**Exercise aim**
Output the material exactly, but drop every image it holds.
____________
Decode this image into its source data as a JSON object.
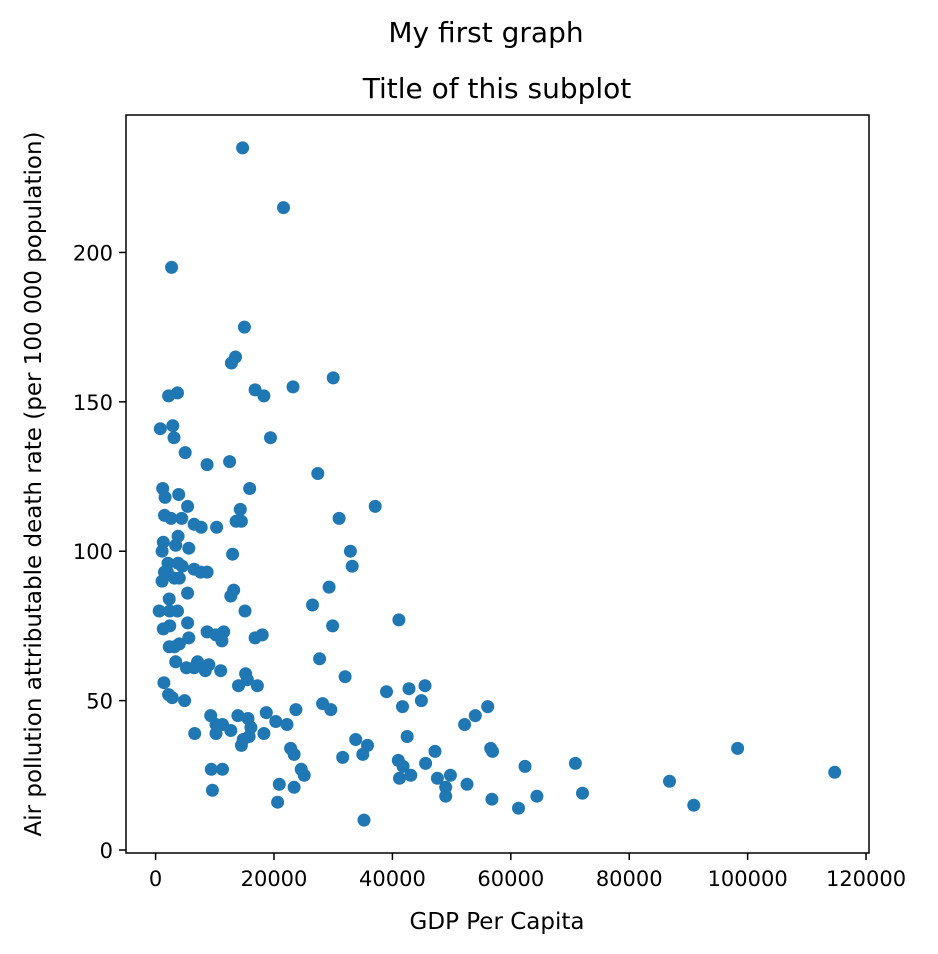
{
  "chart_data": {
    "type": "scatter",
    "suptitle": "My first graph",
    "title": "Title of this subplot",
    "xlabel": "GDP Per Capita",
    "ylabel": "Air pollution attributable death rate (per 100 000 population)",
    "xlim": [
      -5000,
      120500
    ],
    "ylim": [
      -1,
      246
    ],
    "xticks": [
      0,
      20000,
      40000,
      60000,
      80000,
      100000,
      120000
    ],
    "xtick_labels": [
      "0",
      "20000",
      "40000",
      "60000",
      "80000",
      "100000",
      "120000"
    ],
    "yticks": [
      0,
      50,
      100,
      150,
      200
    ],
    "ytick_labels": [
      "0",
      "50",
      "100",
      "150",
      "200"
    ],
    "grid": false,
    "marker_color": "#1f77b4",
    "points": [
      [
        14700,
        235
      ],
      [
        21600,
        215
      ],
      [
        2700,
        195
      ],
      [
        15000,
        175
      ],
      [
        13500,
        165
      ],
      [
        12800,
        163
      ],
      [
        30000,
        158
      ],
      [
        23200,
        155
      ],
      [
        16800,
        154
      ],
      [
        18300,
        152
      ],
      [
        3700,
        153
      ],
      [
        2200,
        152
      ],
      [
        2900,
        142
      ],
      [
        800,
        141
      ],
      [
        3100,
        138
      ],
      [
        19400,
        138
      ],
      [
        5000,
        133
      ],
      [
        12500,
        130
      ],
      [
        8700,
        129
      ],
      [
        27400,
        126
      ],
      [
        1200,
        121
      ],
      [
        15900,
        121
      ],
      [
        3900,
        119
      ],
      [
        1600,
        118
      ],
      [
        37100,
        115
      ],
      [
        5400,
        115
      ],
      [
        14300,
        114
      ],
      [
        1500,
        112
      ],
      [
        4400,
        111
      ],
      [
        2600,
        111
      ],
      [
        13600,
        110
      ],
      [
        14500,
        110
      ],
      [
        31000,
        111
      ],
      [
        7700,
        108
      ],
      [
        6500,
        109
      ],
      [
        10300,
        108
      ],
      [
        3800,
        105
      ],
      [
        1300,
        103
      ],
      [
        3400,
        102
      ],
      [
        5600,
        101
      ],
      [
        1100,
        100
      ],
      [
        32900,
        100
      ],
      [
        13000,
        99
      ],
      [
        2100,
        96
      ],
      [
        3800,
        96
      ],
      [
        4500,
        95
      ],
      [
        33200,
        95
      ],
      [
        6500,
        94
      ],
      [
        7600,
        93
      ],
      [
        8700,
        93
      ],
      [
        2000,
        93
      ],
      [
        1500,
        93
      ],
      [
        3200,
        91
      ],
      [
        1100,
        90
      ],
      [
        4000,
        91
      ],
      [
        29300,
        88
      ],
      [
        13200,
        87
      ],
      [
        5400,
        86
      ],
      [
        12700,
        85
      ],
      [
        2300,
        84
      ],
      [
        26500,
        82
      ],
      [
        600,
        80
      ],
      [
        2400,
        80
      ],
      [
        3700,
        80
      ],
      [
        15100,
        80
      ],
      [
        41100,
        77
      ],
      [
        5400,
        76
      ],
      [
        1300,
        74
      ],
      [
        2400,
        75
      ],
      [
        29900,
        75
      ],
      [
        8700,
        73
      ],
      [
        11500,
        73
      ],
      [
        10200,
        72
      ],
      [
        18000,
        72
      ],
      [
        5600,
        71
      ],
      [
        16800,
        71
      ],
      [
        11200,
        70
      ],
      [
        4000,
        69
      ],
      [
        3200,
        68
      ],
      [
        2300,
        68
      ],
      [
        27700,
        64
      ],
      [
        3400,
        63
      ],
      [
        7100,
        63
      ],
      [
        6500,
        61
      ],
      [
        5200,
        61
      ],
      [
        9000,
        62
      ],
      [
        8400,
        60
      ],
      [
        11000,
        60
      ],
      [
        15200,
        59
      ],
      [
        32000,
        58
      ],
      [
        15500,
        57
      ],
      [
        1400,
        56
      ],
      [
        45500,
        55
      ],
      [
        14000,
        55
      ],
      [
        17200,
        55
      ],
      [
        42800,
        54
      ],
      [
        39000,
        53
      ],
      [
        2200,
        52
      ],
      [
        2800,
        51
      ],
      [
        44900,
        50
      ],
      [
        4900,
        50
      ],
      [
        28200,
        49
      ],
      [
        41700,
        48
      ],
      [
        56100,
        48
      ],
      [
        23700,
        47
      ],
      [
        29600,
        47
      ],
      [
        18700,
        46
      ],
      [
        13900,
        45
      ],
      [
        9300,
        45
      ],
      [
        15600,
        44
      ],
      [
        54000,
        45
      ],
      [
        20300,
        43
      ],
      [
        11300,
        42
      ],
      [
        22200,
        42
      ],
      [
        52200,
        42
      ],
      [
        16100,
        41
      ],
      [
        10200,
        42
      ],
      [
        12700,
        40
      ],
      [
        6600,
        39
      ],
      [
        10200,
        39
      ],
      [
        18300,
        39
      ],
      [
        15800,
        38
      ],
      [
        42500,
        38
      ],
      [
        14800,
        37
      ],
      [
        33800,
        37
      ],
      [
        14500,
        35
      ],
      [
        98300,
        34
      ],
      [
        22800,
        34
      ],
      [
        35800,
        35
      ],
      [
        56600,
        34
      ],
      [
        47200,
        33
      ],
      [
        56900,
        33
      ],
      [
        23400,
        32
      ],
      [
        35000,
        32
      ],
      [
        31600,
        31
      ],
      [
        41000,
        30
      ],
      [
        45600,
        29
      ],
      [
        70900,
        29
      ],
      [
        62400,
        28
      ],
      [
        41800,
        28
      ],
      [
        9400,
        27
      ],
      [
        24600,
        27
      ],
      [
        11300,
        27
      ],
      [
        25100,
        25
      ],
      [
        114700,
        26
      ],
      [
        43100,
        25
      ],
      [
        49800,
        25
      ],
      [
        41200,
        24
      ],
      [
        47600,
        24
      ],
      [
        20900,
        22
      ],
      [
        52600,
        22
      ],
      [
        86800,
        23
      ],
      [
        49000,
        21
      ],
      [
        9600,
        20
      ],
      [
        23400,
        21
      ],
      [
        49000,
        18
      ],
      [
        72100,
        19
      ],
      [
        64400,
        18
      ],
      [
        56800,
        17
      ],
      [
        20600,
        16
      ],
      [
        90900,
        15
      ],
      [
        61300,
        14
      ],
      [
        35200,
        10
      ]
    ]
  }
}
____________
**The solution**
Decode this image into its source data as a JSON object.
{
  "chart_data": {
    "type": "scatter",
    "suptitle": "My first graph",
    "title": "Title of this subplot",
    "xlabel": "GDP Per Capita",
    "ylabel": "Air pollution attributable death rate (per 100 000 population)",
    "xlim": [
      -5000,
      120500
    ],
    "ylim": [
      -1,
      246
    ],
    "xticks": [
      0,
      20000,
      40000,
      60000,
      80000,
      100000,
      120000
    ],
    "xtick_labels": [
      "0",
      "20000",
      "40000",
      "60000",
      "80000",
      "100000",
      "120000"
    ],
    "yticks": [
      0,
      50,
      100,
      150,
      200
    ],
    "ytick_labels": [
      "0",
      "50",
      "100",
      "150",
      "200"
    ],
    "grid": false,
    "marker_color": "#1f77b4",
    "points": [
      [
        14700,
        235
      ],
      [
        21600,
        215
      ],
      [
        2700,
        195
      ],
      [
        15000,
        175
      ],
      [
        13500,
        165
      ],
      [
        12800,
        163
      ],
      [
        30000,
        158
      ],
      [
        23200,
        155
      ],
      [
        16800,
        154
      ],
      [
        18300,
        152
      ],
      [
        3700,
        153
      ],
      [
        2200,
        152
      ],
      [
        2900,
        142
      ],
      [
        800,
        141
      ],
      [
        3100,
        138
      ],
      [
        19400,
        138
      ],
      [
        5000,
        133
      ],
      [
        12500,
        130
      ],
      [
        8700,
        129
      ],
      [
        27400,
        126
      ],
      [
        1200,
        121
      ],
      [
        15900,
        121
      ],
      [
        3900,
        119
      ],
      [
        1600,
        118
      ],
      [
        37100,
        115
      ],
      [
        5400,
        115
      ],
      [
        14300,
        114
      ],
      [
        1500,
        112
      ],
      [
        4400,
        111
      ],
      [
        2600,
        111
      ],
      [
        13600,
        110
      ],
      [
        14500,
        110
      ],
      [
        31000,
        111
      ],
      [
        7700,
        108
      ],
      [
        6500,
        109
      ],
      [
        10300,
        108
      ],
      [
        3800,
        105
      ],
      [
        1300,
        103
      ],
      [
        3400,
        102
      ],
      [
        5600,
        101
      ],
      [
        1100,
        100
      ],
      [
        32900,
        100
      ],
      [
        13000,
        99
      ],
      [
        2100,
        96
      ],
      [
        3800,
        96
      ],
      [
        4500,
        95
      ],
      [
        33200,
        95
      ],
      [
        6500,
        94
      ],
      [
        7600,
        93
      ],
      [
        8700,
        93
      ],
      [
        2000,
        93
      ],
      [
        1500,
        93
      ],
      [
        3200,
        91
      ],
      [
        1100,
        90
      ],
      [
        4000,
        91
      ],
      [
        29300,
        88
      ],
      [
        13200,
        87
      ],
      [
        5400,
        86
      ],
      [
        12700,
        85
      ],
      [
        2300,
        84
      ],
      [
        26500,
        82
      ],
      [
        600,
        80
      ],
      [
        2400,
        80
      ],
      [
        3700,
        80
      ],
      [
        15100,
        80
      ],
      [
        41100,
        77
      ],
      [
        5400,
        76
      ],
      [
        1300,
        74
      ],
      [
        2400,
        75
      ],
      [
        29900,
        75
      ],
      [
        8700,
        73
      ],
      [
        11500,
        73
      ],
      [
        10200,
        72
      ],
      [
        18000,
        72
      ],
      [
        5600,
        71
      ],
      [
        16800,
        71
      ],
      [
        11200,
        70
      ],
      [
        4000,
        69
      ],
      [
        3200,
        68
      ],
      [
        2300,
        68
      ],
      [
        27700,
        64
      ],
      [
        3400,
        63
      ],
      [
        7100,
        63
      ],
      [
        6500,
        61
      ],
      [
        5200,
        61
      ],
      [
        9000,
        62
      ],
      [
        8400,
        60
      ],
      [
        11000,
        60
      ],
      [
        15200,
        59
      ],
      [
        32000,
        58
      ],
      [
        15500,
        57
      ],
      [
        1400,
        56
      ],
      [
        45500,
        55
      ],
      [
        14000,
        55
      ],
      [
        17200,
        55
      ],
      [
        42800,
        54
      ],
      [
        39000,
        53
      ],
      [
        2200,
        52
      ],
      [
        2800,
        51
      ],
      [
        44900,
        50
      ],
      [
        4900,
        50
      ],
      [
        28200,
        49
      ],
      [
        41700,
        48
      ],
      [
        56100,
        48
      ],
      [
        23700,
        47
      ],
      [
        29600,
        47
      ],
      [
        18700,
        46
      ],
      [
        13900,
        45
      ],
      [
        9300,
        45
      ],
      [
        15600,
        44
      ],
      [
        54000,
        45
      ],
      [
        20300,
        43
      ],
      [
        11300,
        42
      ],
      [
        22200,
        42
      ],
      [
        52200,
        42
      ],
      [
        16100,
        41
      ],
      [
        10200,
        42
      ],
      [
        12700,
        40
      ],
      [
        6600,
        39
      ],
      [
        10200,
        39
      ],
      [
        18300,
        39
      ],
      [
        15800,
        38
      ],
      [
        42500,
        38
      ],
      [
        14800,
        37
      ],
      [
        33800,
        37
      ],
      [
        14500,
        35
      ],
      [
        98300,
        34
      ],
      [
        22800,
        34
      ],
      [
        35800,
        35
      ],
      [
        56600,
        34
      ],
      [
        47200,
        33
      ],
      [
        56900,
        33
      ],
      [
        23400,
        32
      ],
      [
        35000,
        32
      ],
      [
        31600,
        31
      ],
      [
        41000,
        30
      ],
      [
        45600,
        29
      ],
      [
        70900,
        29
      ],
      [
        62400,
        28
      ],
      [
        41800,
        28
      ],
      [
        9400,
        27
      ],
      [
        24600,
        27
      ],
      [
        11300,
        27
      ],
      [
        25100,
        25
      ],
      [
        114700,
        26
      ],
      [
        43100,
        25
      ],
      [
        49800,
        25
      ],
      [
        41200,
        24
      ],
      [
        47600,
        24
      ],
      [
        20900,
        22
      ],
      [
        52600,
        22
      ],
      [
        86800,
        23
      ],
      [
        49000,
        21
      ],
      [
        9600,
        20
      ],
      [
        23400,
        21
      ],
      [
        49000,
        18
      ],
      [
        72100,
        19
      ],
      [
        64400,
        18
      ],
      [
        56800,
        17
      ],
      [
        20600,
        16
      ],
      [
        90900,
        15
      ],
      [
        61300,
        14
      ],
      [
        35200,
        10
      ]
    ]
  }
}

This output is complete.